start DATA RECORDS
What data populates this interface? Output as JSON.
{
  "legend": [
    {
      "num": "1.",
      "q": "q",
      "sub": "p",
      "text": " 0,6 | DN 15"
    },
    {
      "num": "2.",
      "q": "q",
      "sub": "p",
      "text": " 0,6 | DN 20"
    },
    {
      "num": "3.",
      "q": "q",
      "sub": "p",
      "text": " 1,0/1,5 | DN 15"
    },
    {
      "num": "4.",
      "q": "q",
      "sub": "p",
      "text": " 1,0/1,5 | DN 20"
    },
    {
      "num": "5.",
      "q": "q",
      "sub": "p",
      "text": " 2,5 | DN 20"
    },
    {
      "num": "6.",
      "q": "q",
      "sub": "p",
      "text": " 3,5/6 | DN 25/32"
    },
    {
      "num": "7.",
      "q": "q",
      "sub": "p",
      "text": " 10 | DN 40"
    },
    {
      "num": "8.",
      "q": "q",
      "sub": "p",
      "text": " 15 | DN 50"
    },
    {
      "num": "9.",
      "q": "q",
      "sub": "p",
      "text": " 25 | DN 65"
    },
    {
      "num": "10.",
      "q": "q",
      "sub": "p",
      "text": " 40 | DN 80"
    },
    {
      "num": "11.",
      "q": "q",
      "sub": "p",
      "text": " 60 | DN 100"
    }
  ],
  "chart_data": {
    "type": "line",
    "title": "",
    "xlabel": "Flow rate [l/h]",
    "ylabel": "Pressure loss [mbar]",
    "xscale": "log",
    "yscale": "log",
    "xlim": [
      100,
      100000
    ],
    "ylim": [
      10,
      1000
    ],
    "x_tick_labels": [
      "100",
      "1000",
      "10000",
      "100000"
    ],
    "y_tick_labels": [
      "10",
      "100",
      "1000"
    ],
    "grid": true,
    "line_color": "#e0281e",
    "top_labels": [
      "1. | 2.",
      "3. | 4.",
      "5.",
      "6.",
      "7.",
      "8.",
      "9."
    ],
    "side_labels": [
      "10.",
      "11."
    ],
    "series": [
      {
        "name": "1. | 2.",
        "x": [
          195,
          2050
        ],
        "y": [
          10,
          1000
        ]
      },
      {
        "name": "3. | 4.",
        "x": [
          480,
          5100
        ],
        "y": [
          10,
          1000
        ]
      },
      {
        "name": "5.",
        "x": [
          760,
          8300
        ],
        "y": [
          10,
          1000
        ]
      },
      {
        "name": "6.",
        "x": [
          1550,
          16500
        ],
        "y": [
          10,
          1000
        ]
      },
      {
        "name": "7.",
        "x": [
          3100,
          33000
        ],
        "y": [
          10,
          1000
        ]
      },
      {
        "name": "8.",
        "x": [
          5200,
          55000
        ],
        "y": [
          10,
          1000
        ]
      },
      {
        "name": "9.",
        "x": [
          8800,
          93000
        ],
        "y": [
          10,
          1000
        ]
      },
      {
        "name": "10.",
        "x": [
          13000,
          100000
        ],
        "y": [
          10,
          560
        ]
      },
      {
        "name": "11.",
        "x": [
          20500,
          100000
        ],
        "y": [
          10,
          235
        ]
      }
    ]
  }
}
end DATA RECORDS
WHAT IS NEEDED: Copy each line of the listing that holds the word "name".

EXERCISE RESULT:
        "name": "1. | 2.",
        "name": "3. | 4.",
        "name": "5.",
        "name": "6.",
        "name": "7.",
        "name": "8.",
        "name": "9.",
        "name": "10.",
        "name": "11.",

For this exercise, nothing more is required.